• Task inputs:
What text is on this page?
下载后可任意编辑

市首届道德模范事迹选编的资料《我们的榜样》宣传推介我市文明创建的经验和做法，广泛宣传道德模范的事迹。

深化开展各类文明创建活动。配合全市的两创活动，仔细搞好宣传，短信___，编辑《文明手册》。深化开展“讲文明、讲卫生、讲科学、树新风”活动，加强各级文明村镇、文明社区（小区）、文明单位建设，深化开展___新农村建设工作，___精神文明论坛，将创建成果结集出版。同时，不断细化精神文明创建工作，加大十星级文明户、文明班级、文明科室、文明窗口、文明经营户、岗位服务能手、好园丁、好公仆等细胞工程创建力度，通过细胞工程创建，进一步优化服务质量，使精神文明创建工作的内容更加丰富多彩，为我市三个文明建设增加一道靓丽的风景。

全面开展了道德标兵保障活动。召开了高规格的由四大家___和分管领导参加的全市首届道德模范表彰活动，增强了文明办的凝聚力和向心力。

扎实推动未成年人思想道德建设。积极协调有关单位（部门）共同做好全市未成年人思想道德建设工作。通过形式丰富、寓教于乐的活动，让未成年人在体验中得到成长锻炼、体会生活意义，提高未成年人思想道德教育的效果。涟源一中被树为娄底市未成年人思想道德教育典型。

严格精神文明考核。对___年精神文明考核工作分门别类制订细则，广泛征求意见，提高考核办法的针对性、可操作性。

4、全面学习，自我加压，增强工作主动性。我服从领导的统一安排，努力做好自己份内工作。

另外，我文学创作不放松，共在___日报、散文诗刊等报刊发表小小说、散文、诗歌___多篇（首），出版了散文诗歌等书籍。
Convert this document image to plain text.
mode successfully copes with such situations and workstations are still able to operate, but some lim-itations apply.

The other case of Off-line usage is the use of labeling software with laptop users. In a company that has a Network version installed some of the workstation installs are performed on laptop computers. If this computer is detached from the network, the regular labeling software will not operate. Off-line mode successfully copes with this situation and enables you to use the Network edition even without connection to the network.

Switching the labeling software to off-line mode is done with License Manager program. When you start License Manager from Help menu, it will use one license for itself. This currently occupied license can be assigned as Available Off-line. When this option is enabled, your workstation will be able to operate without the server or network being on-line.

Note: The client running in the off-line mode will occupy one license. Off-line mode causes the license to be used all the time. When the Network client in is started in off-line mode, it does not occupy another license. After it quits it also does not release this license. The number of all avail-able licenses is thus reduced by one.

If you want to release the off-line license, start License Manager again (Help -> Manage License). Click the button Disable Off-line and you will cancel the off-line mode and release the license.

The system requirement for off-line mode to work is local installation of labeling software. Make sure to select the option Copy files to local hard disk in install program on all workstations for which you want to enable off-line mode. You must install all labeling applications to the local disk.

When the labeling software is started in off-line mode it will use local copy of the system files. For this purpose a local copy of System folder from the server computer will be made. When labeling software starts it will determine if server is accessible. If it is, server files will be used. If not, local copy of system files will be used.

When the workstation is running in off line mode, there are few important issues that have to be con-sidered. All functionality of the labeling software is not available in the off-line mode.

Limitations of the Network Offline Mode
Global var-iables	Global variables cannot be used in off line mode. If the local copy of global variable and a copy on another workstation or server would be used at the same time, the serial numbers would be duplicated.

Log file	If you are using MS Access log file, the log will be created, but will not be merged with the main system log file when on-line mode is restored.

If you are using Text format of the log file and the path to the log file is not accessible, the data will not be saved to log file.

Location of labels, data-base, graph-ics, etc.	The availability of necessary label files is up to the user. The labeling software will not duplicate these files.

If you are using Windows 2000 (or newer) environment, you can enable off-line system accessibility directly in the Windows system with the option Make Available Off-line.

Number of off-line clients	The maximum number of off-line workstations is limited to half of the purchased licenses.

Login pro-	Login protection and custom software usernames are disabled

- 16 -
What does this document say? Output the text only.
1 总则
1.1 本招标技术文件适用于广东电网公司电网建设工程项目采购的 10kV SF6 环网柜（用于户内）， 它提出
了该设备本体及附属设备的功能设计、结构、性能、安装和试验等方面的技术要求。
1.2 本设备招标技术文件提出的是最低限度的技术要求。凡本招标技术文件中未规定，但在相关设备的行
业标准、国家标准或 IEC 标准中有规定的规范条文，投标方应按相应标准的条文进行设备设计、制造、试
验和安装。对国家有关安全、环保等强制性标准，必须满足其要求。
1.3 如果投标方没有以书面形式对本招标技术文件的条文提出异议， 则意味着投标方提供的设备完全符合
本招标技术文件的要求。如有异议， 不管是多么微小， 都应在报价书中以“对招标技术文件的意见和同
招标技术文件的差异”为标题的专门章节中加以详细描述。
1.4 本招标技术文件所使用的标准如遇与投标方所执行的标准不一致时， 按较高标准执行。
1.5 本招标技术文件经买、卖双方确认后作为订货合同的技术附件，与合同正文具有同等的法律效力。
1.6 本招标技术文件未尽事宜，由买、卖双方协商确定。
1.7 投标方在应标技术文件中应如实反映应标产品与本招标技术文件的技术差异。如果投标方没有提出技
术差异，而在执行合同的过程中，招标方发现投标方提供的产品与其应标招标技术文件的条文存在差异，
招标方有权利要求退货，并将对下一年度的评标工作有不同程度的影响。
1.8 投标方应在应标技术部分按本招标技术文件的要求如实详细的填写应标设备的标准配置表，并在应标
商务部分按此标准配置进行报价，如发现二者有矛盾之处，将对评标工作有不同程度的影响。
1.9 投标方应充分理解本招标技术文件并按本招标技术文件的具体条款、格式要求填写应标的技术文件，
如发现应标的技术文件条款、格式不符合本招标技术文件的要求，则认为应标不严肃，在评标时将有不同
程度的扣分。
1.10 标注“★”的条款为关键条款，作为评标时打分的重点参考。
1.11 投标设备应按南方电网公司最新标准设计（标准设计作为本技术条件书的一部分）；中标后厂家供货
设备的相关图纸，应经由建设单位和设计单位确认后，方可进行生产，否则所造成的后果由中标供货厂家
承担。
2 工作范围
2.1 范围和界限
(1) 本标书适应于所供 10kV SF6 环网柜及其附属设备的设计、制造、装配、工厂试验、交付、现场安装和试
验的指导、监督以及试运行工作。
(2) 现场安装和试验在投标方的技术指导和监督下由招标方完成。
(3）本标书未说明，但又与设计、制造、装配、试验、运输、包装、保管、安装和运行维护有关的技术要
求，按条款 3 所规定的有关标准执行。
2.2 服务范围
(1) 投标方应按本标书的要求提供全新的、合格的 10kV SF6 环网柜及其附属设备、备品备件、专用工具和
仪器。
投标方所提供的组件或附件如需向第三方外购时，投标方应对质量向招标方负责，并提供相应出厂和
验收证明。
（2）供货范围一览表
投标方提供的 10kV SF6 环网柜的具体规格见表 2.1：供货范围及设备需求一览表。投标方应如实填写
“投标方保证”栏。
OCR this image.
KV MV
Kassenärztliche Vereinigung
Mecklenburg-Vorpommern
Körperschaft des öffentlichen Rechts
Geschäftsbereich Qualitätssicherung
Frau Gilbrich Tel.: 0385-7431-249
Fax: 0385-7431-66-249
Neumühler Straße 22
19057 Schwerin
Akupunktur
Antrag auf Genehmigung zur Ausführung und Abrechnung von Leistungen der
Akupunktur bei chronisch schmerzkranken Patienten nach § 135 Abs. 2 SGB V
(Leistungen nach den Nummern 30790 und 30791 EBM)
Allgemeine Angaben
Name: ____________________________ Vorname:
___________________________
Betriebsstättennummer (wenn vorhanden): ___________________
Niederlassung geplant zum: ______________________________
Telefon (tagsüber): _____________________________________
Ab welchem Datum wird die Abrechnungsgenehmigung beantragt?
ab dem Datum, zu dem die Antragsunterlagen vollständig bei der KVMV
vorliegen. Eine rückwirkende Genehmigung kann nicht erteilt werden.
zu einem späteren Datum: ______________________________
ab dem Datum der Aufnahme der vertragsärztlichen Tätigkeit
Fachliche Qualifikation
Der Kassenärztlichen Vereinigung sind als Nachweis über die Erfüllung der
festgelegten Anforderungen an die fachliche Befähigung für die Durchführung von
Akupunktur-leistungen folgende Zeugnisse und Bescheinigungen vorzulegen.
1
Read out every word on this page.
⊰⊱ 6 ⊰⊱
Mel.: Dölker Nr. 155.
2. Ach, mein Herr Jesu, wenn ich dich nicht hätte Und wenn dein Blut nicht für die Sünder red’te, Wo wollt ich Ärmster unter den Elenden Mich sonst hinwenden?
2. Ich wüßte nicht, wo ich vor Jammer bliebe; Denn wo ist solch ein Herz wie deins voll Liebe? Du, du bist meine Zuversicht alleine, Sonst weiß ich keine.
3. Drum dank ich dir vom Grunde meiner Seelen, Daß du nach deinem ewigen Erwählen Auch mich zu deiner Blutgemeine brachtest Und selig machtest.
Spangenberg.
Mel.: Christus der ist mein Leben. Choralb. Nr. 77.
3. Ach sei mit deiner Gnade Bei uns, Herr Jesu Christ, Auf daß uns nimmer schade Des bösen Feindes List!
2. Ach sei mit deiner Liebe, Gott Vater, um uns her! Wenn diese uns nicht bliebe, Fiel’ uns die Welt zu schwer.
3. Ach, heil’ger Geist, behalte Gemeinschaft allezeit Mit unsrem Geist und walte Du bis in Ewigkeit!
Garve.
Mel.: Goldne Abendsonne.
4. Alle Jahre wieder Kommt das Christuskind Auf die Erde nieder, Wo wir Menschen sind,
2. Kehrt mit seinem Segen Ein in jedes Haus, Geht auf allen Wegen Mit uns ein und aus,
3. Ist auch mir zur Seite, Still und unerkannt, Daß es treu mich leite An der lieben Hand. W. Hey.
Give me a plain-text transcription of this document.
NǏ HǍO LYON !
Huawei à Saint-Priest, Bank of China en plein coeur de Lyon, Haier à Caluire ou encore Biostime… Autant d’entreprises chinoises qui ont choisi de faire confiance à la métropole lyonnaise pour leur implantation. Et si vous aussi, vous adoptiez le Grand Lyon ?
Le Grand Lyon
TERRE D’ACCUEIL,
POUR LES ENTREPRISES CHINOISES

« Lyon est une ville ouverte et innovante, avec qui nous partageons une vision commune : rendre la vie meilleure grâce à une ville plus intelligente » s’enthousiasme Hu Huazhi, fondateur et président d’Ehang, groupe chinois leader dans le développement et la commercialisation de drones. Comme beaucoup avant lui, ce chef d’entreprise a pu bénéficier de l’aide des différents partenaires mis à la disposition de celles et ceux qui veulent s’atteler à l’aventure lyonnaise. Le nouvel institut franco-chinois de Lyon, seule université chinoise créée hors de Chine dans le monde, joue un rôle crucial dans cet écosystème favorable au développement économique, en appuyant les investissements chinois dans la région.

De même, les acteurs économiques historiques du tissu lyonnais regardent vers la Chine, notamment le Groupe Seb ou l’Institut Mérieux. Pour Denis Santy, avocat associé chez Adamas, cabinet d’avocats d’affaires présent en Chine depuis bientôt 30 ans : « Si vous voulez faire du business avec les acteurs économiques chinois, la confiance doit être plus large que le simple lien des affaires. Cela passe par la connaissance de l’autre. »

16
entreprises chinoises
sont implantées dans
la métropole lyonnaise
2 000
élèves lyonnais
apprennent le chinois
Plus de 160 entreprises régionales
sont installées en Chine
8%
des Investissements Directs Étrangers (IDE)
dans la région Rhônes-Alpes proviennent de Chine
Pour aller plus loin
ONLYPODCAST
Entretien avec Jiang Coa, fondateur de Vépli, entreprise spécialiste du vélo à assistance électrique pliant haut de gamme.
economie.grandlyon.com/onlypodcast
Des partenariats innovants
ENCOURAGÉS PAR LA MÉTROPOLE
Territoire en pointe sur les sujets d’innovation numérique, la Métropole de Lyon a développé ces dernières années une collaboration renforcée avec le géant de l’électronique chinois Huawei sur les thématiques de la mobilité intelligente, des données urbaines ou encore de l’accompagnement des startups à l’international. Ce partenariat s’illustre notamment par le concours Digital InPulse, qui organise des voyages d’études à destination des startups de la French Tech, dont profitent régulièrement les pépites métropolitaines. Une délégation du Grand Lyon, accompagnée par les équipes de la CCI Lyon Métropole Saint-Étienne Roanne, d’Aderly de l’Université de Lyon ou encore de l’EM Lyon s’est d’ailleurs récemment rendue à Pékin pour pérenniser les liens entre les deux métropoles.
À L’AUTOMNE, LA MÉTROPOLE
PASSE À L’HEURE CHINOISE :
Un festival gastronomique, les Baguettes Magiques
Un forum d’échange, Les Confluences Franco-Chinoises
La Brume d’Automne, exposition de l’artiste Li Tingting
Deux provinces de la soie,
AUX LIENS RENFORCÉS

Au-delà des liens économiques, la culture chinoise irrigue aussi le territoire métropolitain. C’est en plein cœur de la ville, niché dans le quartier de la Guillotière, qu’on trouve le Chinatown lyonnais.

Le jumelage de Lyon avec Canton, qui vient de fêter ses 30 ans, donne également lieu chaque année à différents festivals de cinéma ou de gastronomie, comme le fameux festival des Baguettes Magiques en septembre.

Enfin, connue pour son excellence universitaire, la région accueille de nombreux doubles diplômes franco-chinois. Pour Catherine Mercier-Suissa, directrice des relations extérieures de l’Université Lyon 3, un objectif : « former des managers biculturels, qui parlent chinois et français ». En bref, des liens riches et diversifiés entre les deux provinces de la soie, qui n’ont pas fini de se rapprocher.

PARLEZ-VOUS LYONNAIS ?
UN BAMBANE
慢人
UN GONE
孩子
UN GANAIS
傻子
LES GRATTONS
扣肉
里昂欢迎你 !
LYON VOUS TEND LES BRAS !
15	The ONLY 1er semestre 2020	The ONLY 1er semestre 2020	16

• Problem description:
Count the lines in the entries above that include the string "Akupunktur", then give only that figure.

• Expected answer:
3